Dataset entries
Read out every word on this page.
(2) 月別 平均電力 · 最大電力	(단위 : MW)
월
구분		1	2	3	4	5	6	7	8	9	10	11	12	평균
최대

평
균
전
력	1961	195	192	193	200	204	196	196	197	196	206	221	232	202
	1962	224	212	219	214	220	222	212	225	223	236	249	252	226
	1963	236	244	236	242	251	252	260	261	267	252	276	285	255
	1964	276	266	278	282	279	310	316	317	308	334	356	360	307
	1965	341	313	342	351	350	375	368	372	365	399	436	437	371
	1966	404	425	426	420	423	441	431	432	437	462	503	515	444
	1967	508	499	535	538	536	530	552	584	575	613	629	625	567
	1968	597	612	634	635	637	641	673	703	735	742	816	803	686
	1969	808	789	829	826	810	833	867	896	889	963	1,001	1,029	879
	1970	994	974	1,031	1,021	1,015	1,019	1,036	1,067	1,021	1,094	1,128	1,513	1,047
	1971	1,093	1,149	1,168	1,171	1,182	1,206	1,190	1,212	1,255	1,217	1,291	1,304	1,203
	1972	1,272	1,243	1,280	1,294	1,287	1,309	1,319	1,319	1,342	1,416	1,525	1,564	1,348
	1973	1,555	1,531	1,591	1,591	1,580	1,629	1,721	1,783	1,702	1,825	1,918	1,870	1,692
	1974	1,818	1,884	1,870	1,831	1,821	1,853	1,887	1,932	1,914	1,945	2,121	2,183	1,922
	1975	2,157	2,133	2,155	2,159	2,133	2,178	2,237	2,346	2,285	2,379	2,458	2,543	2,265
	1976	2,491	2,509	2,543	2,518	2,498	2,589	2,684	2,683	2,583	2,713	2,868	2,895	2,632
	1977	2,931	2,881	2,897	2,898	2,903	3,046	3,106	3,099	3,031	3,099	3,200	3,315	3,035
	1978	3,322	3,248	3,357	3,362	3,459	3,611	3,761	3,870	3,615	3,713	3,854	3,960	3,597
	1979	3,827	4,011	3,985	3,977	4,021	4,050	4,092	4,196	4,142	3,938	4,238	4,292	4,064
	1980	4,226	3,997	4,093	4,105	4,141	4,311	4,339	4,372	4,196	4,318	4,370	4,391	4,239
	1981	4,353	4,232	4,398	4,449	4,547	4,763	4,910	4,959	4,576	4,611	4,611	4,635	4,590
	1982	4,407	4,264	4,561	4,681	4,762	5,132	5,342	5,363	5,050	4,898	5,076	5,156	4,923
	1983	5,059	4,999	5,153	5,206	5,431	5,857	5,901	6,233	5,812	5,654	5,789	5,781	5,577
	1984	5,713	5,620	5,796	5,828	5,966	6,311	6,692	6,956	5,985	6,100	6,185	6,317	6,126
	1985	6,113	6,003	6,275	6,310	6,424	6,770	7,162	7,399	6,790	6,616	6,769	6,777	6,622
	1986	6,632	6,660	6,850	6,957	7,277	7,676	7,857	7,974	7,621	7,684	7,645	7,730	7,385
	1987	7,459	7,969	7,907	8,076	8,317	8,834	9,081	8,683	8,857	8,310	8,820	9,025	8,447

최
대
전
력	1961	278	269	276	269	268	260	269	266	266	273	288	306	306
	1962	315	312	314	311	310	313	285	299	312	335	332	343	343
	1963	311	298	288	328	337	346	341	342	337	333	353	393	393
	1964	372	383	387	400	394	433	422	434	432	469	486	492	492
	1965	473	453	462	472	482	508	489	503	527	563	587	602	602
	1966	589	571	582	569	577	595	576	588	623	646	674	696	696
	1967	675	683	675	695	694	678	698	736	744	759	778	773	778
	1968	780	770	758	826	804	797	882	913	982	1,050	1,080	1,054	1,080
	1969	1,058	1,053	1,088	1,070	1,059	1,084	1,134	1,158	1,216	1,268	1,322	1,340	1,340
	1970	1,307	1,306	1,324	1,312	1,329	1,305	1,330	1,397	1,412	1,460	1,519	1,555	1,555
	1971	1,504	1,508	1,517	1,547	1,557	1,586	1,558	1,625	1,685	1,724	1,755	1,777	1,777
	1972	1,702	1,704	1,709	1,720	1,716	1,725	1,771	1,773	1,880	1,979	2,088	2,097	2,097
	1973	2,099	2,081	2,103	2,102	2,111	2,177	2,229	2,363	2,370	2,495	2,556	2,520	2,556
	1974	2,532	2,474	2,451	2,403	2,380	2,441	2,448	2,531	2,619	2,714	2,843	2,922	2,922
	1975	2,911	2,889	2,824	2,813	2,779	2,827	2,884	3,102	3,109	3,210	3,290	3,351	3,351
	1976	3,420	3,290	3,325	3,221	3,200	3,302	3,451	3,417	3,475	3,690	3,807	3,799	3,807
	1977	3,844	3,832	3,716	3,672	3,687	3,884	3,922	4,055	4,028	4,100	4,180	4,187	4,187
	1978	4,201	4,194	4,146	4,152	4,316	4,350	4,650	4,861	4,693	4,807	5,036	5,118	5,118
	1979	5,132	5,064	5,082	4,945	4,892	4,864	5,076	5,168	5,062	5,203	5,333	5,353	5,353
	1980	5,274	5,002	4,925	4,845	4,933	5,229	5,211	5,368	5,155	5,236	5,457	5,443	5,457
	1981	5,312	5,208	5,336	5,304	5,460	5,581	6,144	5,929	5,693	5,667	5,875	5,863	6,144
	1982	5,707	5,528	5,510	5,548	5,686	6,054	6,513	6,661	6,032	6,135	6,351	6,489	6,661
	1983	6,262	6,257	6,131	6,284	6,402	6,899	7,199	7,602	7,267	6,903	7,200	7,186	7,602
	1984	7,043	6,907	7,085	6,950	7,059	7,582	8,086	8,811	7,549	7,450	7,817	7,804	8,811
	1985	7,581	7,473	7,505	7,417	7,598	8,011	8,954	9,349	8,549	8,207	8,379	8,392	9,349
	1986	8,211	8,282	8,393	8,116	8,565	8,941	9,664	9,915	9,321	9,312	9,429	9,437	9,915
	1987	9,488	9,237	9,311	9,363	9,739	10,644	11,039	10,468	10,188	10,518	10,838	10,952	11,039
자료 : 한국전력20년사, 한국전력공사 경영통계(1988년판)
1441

---

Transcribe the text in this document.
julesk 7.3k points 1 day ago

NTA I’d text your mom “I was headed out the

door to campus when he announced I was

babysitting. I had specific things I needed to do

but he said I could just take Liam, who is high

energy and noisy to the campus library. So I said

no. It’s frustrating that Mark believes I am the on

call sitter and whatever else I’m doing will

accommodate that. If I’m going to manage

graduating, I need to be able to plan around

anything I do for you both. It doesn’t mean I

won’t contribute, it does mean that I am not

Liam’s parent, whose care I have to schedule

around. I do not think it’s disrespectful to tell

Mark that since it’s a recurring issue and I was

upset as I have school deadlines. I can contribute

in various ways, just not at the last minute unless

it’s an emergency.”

* * *

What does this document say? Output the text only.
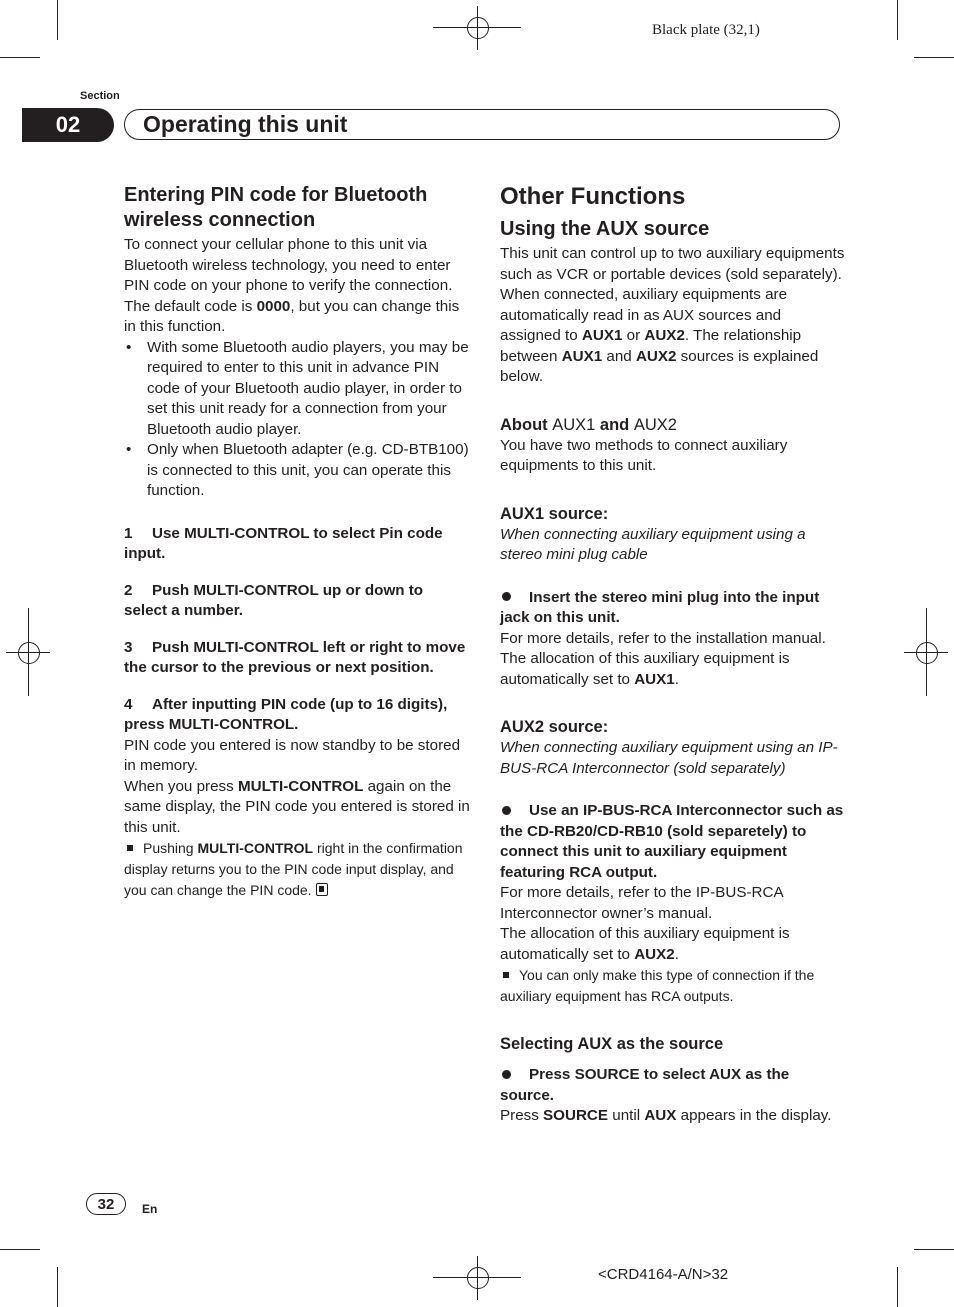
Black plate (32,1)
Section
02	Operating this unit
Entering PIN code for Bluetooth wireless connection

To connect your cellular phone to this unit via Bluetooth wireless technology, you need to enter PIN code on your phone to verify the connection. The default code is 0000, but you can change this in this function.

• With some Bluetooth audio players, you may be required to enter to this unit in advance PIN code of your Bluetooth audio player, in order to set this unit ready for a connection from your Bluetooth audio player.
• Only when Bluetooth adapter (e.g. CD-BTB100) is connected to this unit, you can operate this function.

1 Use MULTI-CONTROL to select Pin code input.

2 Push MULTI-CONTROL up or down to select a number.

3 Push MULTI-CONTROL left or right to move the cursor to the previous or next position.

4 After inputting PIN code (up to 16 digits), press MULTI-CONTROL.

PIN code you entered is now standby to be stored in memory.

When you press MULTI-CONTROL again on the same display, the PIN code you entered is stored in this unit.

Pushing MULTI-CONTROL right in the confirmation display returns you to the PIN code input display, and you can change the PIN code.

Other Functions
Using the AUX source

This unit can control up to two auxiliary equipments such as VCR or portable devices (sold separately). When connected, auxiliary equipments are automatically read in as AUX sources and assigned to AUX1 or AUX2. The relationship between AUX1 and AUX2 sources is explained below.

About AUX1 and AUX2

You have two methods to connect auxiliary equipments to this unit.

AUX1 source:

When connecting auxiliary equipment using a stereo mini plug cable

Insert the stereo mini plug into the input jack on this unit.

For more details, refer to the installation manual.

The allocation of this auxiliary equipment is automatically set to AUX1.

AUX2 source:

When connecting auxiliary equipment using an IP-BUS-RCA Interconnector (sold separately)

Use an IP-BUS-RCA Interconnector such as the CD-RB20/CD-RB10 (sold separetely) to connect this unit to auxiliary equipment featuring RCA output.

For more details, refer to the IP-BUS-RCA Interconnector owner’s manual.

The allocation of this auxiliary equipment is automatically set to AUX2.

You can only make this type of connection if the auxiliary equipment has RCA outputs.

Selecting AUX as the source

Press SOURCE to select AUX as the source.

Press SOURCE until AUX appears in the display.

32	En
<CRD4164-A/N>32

■ To be done: Copy out every line of the material above that mentions the word "document".

■ Complete output:
Transcribe the text in this document.
What does this document say? Output the text only.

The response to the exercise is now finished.